Extracts from a graphics dataset
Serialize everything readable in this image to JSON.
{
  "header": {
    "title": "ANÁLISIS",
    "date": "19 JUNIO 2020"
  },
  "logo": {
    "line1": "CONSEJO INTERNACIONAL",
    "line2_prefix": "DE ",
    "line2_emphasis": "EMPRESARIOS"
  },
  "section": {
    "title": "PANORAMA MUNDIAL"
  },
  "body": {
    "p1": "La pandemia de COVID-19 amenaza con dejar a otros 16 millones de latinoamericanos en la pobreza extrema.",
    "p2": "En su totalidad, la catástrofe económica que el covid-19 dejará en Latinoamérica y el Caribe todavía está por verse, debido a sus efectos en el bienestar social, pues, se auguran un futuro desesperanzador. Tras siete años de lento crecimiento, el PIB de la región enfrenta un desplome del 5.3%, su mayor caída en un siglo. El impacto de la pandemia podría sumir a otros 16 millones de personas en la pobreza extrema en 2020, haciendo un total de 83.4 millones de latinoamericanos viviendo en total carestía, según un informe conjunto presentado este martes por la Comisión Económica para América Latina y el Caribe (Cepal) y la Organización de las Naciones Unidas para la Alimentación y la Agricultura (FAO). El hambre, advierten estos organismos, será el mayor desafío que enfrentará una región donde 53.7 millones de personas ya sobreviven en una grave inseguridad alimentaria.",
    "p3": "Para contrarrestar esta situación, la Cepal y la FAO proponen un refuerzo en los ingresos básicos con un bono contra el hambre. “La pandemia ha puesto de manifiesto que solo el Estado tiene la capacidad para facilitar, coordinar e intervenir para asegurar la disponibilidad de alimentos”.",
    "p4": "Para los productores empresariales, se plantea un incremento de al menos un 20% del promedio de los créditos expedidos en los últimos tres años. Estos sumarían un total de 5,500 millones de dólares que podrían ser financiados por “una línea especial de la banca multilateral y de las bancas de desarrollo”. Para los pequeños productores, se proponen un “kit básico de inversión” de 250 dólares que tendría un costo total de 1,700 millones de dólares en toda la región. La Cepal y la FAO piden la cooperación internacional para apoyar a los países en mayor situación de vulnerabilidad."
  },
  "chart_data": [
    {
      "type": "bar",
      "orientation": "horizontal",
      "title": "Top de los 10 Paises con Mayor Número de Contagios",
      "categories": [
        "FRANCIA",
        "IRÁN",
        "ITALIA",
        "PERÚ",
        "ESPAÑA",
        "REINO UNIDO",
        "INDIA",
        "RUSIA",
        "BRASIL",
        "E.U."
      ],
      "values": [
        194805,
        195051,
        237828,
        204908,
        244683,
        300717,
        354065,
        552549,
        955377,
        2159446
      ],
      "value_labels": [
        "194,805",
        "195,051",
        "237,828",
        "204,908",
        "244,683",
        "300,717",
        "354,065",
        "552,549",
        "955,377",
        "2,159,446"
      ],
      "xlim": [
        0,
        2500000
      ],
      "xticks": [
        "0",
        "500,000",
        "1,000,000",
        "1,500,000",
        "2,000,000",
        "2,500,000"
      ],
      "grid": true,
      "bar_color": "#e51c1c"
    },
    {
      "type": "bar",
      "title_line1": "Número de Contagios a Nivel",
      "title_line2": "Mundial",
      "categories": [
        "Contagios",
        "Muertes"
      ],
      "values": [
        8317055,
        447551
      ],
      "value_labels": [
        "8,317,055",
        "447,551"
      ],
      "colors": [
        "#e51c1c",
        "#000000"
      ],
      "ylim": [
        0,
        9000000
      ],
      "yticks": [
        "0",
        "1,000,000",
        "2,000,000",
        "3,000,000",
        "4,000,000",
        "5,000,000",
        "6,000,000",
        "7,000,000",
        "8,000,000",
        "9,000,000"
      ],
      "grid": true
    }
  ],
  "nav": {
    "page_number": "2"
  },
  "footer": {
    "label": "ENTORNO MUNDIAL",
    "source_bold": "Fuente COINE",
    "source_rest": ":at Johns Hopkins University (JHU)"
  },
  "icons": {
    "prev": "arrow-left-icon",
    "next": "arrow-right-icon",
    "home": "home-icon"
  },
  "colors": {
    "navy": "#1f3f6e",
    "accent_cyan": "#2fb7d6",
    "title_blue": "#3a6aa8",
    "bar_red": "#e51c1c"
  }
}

---

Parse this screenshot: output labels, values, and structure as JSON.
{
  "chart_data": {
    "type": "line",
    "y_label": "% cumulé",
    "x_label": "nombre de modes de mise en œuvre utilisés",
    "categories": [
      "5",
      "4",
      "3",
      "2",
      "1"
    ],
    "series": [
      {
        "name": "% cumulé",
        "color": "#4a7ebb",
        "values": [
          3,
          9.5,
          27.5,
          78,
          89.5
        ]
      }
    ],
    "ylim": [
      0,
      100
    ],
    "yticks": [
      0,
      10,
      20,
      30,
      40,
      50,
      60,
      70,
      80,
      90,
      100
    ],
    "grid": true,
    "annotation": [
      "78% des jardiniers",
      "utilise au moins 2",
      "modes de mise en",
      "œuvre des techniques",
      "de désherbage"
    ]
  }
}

— Your objective —
Count every line in the entries above where the word "JSON" appears; respond with the number alone.

— Result for this task —
2